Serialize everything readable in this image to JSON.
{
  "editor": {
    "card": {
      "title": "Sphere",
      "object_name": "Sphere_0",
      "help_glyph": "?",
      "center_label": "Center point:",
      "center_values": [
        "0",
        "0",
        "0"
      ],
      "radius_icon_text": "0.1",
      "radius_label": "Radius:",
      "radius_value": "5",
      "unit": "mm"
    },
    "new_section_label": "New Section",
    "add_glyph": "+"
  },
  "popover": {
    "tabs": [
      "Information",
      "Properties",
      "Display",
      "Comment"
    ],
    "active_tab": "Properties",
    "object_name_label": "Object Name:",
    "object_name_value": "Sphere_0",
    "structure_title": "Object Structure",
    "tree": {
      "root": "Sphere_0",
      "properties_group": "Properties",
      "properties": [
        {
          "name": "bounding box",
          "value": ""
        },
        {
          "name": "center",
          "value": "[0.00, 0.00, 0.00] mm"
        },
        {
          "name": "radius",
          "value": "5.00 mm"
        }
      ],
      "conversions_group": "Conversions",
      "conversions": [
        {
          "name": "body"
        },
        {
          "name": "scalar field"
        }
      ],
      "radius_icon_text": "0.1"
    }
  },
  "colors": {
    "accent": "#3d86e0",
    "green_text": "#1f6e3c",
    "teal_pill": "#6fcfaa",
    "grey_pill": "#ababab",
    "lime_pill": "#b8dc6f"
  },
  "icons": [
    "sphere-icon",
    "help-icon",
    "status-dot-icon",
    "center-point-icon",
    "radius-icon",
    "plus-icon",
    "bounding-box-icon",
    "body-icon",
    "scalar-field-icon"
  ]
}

────

- **Your goal**
All the entries above need to be reproduced exactly.

- **Written response**
Serialize everything readable in this image to JSON.
{
  "editor": {
    "card": {
      "title": "Sphere",
      "object_name": "Sphere_0",
      "help_glyph": "?",
      "center_label": "Center point:",
      "center_values": [
        "0",
        "0",
        "0"
      ],
      "radius_icon_text": "0.1",
      "radius_label": "Radius:",
      "radius_value": "5",
      "unit": "mm"
    },
    "new_section_label": "New Section",
    "add_glyph": "+"
  },
  "popover": {
    "tabs": [
      "Information",
      "Properties",
      "Display",
      "Comment"
    ],
    "active_tab": "Properties",
    "object_name_label": "Object Name:",
    "object_name_value": "Sphere_0",
    "structure_title": "Object Structure",
    "tree": {
      "root": "Sphere_0",
      "properties_group": "Properties",
      "properties": [
        {
          "name": "bounding box",
          "value": ""
        },
        {
          "name": "center",
          "value": "[0.00, 0.00, 0.00] mm"
        },
        {
          "name": "radius",
          "value": "5.00 mm"
        }
      ],
      "conversions_group": "Conversions",
      "conversions": [
        {
          "name": "body"
        },
        {
          "name": "scalar field"
        }
      ],
      "radius_icon_text": "0.1"
    }
  },
  "colors": {
    "accent": "#3d86e0",
    "green_text": "#1f6e3c",
    "teal_pill": "#6fcfaa",
    "grey_pill": "#ababab",
    "lime_pill": "#b8dc6f"
  },
  "icons": [
    "sphere-icon",
    "help-icon",
    "status-dot-icon",
    "center-point-icon",
    "radius-icon",
    "plus-icon",
    "bounding-box-icon",
    "body-icon",
    "scalar-field-icon"
  ]
}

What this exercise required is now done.